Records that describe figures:
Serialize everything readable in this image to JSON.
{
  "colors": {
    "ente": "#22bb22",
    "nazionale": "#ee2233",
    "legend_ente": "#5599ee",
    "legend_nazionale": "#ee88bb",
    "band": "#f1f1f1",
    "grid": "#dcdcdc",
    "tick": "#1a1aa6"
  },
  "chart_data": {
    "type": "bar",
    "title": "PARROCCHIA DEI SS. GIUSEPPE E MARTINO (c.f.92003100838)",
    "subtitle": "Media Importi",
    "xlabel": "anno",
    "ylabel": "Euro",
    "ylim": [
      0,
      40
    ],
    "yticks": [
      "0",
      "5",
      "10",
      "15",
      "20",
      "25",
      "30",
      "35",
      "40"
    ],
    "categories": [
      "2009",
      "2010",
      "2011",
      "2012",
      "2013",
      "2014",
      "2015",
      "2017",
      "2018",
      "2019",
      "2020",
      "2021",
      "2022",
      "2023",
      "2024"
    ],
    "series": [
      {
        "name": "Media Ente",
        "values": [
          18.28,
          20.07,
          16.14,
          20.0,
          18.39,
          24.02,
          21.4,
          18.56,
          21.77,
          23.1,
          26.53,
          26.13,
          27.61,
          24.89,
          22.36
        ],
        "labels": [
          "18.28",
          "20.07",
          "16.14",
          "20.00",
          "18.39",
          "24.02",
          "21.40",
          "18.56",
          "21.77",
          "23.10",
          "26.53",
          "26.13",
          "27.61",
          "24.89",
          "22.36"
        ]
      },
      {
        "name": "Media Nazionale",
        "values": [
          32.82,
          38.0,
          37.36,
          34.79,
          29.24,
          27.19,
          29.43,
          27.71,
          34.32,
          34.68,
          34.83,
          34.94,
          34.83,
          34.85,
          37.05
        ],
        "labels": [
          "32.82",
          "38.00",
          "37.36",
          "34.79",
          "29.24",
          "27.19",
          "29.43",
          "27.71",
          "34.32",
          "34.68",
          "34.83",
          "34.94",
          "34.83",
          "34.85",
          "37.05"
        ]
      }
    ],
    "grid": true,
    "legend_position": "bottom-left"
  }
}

(TASK REQUIREMENTS):
Copy all the lines, exactly.

(EXERCISE SOLUTION):
Serialize everything readable in this image to JSON.
{
  "colors": {
    "ente": "#22bb22",
    "nazionale": "#ee2233",
    "legend_ente": "#5599ee",
    "legend_nazionale": "#ee88bb",
    "band": "#f1f1f1",
    "grid": "#dcdcdc",
    "tick": "#1a1aa6"
  },
  "chart_data": {
    "type": "bar",
    "title": "PARROCCHIA DEI SS. GIUSEPPE E MARTINO (c.f.92003100838)",
    "subtitle": "Media Importi",
    "xlabel": "anno",
    "ylabel": "Euro",
    "ylim": [
      0,
      40
    ],
    "yticks": [
      "0",
      "5",
      "10",
      "15",
      "20",
      "25",
      "30",
      "35",
      "40"
    ],
    "categories": [
      "2009",
      "2010",
      "2011",
      "2012",
      "2013",
      "2014",
      "2015",
      "2017",
      "2018",
      "2019",
      "2020",
      "2021",
      "2022",
      "2023",
      "2024"
    ],
    "series": [
      {
        "name": "Media Ente",
        "values": [
          18.28,
          20.07,
          16.14,
          20.0,
          18.39,
          24.02,
          21.4,
          18.56,
          21.77,
          23.1,
          26.53,
          26.13,
          27.61,
          24.89,
          22.36
        ],
        "labels": [
          "18.28",
          "20.07",
          "16.14",
          "20.00",
          "18.39",
          "24.02",
          "21.40",
          "18.56",
          "21.77",
          "23.10",
          "26.53",
          "26.13",
          "27.61",
          "24.89",
          "22.36"
        ]
      },
      {
        "name": "Media Nazionale",
        "values": [
          32.82,
          38.0,
          37.36,
          34.79,
          29.24,
          27.19,
          29.43,
          27.71,
          34.32,
          34.68,
          34.83,
          34.94,
          34.83,
          34.85,
          37.05
        ],
        "labels": [
          "32.82",
          "38.00",
          "37.36",
          "34.79",
          "29.24",
          "27.19",
          "29.43",
          "27.71",
          "34.32",
          "34.68",
          "34.83",
          "34.94",
          "34.83",
          "34.85",
          "37.05"
        ]
      }
    ],
    "grid": true,
    "legend_position": "bottom-left"
  }
}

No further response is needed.